>> BEGIN Entries shown

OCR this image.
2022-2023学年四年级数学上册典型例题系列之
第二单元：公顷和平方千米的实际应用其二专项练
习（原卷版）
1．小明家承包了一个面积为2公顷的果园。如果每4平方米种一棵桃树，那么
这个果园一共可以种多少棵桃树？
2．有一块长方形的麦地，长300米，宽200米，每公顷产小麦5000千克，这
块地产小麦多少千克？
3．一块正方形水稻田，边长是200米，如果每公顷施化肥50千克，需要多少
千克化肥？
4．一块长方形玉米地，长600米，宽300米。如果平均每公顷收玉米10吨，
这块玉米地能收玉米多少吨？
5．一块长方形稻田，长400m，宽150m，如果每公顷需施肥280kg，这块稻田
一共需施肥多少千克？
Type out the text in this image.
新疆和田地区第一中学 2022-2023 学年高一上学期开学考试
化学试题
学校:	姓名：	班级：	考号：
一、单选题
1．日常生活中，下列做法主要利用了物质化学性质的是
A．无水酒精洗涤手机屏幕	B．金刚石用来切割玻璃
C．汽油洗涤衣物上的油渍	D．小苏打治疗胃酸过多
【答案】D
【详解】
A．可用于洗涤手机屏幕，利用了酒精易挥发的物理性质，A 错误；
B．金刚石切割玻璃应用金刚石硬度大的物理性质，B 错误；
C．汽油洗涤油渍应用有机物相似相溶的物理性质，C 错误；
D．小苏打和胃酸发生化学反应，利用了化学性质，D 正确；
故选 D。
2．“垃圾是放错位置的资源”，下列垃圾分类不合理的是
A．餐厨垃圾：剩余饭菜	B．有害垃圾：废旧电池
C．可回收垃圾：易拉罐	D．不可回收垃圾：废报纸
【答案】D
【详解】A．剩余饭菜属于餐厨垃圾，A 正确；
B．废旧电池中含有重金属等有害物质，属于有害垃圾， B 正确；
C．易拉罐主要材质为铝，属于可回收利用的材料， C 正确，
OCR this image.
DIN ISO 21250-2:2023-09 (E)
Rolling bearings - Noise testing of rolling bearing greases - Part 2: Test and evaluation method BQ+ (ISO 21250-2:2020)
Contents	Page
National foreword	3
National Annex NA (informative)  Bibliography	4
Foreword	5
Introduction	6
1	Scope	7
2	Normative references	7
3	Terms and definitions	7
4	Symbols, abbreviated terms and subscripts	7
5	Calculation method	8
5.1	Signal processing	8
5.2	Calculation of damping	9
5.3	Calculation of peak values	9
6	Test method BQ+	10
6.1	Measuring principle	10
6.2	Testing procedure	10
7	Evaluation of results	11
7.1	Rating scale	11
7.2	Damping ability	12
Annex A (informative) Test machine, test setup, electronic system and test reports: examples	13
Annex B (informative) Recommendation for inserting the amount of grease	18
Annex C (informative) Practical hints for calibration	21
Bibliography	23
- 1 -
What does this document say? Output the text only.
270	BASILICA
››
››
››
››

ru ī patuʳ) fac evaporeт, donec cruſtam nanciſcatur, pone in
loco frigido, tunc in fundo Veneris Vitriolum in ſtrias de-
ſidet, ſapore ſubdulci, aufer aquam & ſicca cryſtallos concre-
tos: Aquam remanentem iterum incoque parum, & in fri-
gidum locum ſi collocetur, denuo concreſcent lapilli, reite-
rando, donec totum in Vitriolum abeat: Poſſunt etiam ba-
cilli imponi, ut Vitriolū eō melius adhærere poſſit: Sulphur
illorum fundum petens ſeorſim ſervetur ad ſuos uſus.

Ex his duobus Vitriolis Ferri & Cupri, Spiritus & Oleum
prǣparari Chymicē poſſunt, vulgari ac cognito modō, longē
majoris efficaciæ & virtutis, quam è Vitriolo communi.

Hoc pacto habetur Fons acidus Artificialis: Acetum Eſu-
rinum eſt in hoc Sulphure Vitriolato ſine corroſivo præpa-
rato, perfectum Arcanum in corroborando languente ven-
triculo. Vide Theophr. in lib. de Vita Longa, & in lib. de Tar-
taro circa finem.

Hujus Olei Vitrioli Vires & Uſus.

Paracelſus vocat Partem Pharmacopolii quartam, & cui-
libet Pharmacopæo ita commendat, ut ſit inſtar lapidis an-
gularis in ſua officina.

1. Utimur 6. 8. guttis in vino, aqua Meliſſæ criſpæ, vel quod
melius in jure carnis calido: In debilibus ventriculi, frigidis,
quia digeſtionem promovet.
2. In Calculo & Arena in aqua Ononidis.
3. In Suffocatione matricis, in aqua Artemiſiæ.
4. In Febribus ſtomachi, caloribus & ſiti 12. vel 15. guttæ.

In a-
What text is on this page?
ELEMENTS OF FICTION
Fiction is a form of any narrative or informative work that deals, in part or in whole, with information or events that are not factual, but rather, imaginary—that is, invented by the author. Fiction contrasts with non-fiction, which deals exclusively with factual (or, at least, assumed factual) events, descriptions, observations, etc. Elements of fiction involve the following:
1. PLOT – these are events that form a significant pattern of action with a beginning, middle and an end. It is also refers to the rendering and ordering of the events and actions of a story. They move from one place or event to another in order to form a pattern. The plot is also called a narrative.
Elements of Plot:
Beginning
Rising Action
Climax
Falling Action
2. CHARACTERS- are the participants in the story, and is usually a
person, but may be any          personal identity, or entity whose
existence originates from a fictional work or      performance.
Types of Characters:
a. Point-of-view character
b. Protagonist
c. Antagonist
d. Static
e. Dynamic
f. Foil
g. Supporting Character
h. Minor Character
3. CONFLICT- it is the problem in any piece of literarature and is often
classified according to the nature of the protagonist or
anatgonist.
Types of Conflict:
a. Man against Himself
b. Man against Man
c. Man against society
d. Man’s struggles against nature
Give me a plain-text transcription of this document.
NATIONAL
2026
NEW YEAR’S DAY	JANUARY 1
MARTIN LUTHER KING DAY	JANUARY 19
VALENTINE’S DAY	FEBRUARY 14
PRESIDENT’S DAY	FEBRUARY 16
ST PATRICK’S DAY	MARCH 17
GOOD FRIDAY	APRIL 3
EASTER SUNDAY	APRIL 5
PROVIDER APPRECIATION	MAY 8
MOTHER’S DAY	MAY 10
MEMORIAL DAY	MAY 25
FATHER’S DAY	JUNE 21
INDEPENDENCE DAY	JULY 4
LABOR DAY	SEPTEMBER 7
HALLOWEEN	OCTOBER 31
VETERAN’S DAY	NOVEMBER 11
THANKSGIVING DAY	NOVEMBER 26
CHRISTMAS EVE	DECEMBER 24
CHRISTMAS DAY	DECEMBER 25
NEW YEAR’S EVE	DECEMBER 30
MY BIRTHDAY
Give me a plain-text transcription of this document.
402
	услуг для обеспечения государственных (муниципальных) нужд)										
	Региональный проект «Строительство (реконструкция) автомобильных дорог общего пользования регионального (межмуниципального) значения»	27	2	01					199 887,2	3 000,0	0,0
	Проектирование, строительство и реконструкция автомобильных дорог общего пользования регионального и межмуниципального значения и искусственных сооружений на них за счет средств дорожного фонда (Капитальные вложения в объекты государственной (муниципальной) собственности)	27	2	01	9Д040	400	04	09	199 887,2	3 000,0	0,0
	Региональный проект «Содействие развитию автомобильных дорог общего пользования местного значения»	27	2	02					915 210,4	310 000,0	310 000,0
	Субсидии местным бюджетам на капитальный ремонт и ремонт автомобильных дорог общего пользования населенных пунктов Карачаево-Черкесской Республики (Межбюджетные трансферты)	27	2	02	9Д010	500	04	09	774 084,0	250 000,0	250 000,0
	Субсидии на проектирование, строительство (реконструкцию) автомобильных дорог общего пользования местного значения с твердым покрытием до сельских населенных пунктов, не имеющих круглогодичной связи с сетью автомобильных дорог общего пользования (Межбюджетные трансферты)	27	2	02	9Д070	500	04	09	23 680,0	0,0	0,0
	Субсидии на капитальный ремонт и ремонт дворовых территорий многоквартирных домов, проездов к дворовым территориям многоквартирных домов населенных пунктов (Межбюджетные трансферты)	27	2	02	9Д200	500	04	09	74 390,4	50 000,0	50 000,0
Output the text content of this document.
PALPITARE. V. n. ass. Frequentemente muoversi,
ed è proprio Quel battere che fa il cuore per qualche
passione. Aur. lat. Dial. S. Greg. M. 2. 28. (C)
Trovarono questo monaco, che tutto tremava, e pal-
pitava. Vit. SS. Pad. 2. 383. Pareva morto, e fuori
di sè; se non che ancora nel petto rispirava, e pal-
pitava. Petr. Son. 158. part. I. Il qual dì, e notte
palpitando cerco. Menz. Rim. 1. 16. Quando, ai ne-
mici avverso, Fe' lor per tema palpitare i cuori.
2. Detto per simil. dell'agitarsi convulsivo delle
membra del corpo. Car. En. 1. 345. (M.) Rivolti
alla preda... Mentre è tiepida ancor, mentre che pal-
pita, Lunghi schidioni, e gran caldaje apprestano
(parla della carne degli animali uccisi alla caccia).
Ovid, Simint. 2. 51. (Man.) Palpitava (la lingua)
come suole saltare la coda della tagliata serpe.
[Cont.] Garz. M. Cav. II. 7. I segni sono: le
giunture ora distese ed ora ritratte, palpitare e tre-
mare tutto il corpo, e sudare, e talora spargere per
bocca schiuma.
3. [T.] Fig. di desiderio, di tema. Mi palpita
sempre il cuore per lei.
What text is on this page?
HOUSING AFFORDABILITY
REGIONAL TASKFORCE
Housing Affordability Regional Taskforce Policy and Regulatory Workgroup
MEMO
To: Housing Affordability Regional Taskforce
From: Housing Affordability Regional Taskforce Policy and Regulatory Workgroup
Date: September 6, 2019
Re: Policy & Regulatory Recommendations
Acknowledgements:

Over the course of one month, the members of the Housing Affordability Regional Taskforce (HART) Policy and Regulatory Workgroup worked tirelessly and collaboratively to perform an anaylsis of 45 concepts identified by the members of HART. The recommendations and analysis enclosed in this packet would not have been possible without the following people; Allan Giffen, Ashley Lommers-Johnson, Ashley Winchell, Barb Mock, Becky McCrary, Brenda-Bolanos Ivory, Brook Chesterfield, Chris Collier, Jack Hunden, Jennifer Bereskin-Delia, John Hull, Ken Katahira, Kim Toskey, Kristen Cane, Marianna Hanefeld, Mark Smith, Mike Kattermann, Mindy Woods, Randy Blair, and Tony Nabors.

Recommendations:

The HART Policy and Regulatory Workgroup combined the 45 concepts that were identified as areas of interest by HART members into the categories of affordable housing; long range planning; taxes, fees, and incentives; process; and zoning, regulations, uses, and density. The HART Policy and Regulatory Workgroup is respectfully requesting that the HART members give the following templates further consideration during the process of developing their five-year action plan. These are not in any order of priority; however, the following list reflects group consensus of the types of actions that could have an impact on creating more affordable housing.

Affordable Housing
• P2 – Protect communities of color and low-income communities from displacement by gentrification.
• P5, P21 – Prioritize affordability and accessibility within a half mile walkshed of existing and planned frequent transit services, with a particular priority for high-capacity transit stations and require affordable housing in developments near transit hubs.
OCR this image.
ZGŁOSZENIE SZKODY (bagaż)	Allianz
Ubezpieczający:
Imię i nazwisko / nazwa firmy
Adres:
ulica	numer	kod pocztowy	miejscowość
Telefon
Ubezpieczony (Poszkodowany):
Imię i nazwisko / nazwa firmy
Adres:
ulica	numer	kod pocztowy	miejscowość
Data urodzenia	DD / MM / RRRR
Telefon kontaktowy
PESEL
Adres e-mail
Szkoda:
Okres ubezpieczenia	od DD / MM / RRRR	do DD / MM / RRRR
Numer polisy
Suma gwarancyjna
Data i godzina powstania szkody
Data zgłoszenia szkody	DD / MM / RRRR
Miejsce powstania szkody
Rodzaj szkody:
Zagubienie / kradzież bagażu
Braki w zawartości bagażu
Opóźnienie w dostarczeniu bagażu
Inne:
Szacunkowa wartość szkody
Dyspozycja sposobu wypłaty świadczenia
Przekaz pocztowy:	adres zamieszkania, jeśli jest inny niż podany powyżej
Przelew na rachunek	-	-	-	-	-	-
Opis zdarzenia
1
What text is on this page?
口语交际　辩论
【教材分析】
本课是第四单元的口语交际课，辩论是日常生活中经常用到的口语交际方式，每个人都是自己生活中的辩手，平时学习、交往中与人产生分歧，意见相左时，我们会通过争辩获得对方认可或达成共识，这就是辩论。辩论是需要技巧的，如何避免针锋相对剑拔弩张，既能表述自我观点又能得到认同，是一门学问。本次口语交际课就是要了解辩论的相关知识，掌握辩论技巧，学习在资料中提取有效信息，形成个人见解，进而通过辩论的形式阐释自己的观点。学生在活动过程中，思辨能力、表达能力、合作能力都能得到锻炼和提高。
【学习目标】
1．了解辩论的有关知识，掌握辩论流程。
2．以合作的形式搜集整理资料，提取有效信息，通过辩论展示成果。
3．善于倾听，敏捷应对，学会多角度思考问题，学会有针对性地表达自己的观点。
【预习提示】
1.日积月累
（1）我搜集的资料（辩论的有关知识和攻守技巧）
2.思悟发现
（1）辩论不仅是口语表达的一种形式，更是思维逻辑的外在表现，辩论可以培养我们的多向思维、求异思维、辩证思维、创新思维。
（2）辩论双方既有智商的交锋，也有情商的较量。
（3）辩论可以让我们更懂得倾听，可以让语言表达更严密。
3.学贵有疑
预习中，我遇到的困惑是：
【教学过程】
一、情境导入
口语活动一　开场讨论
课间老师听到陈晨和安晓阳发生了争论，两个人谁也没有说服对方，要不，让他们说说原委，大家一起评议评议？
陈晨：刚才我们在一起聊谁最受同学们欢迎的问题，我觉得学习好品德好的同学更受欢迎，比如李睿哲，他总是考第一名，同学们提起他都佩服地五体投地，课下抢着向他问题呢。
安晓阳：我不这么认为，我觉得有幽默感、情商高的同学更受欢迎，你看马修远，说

>> END Entries shown

To be done
Filter the records, keeping only lines that contain "donec", and show those lines.

Reply
ru ī patuʳ) fac evaporeт, donec cruſtam nanciſcatur, pone in
rando, donec totum in Vitriolum abeat: Poſſunt etiam ba-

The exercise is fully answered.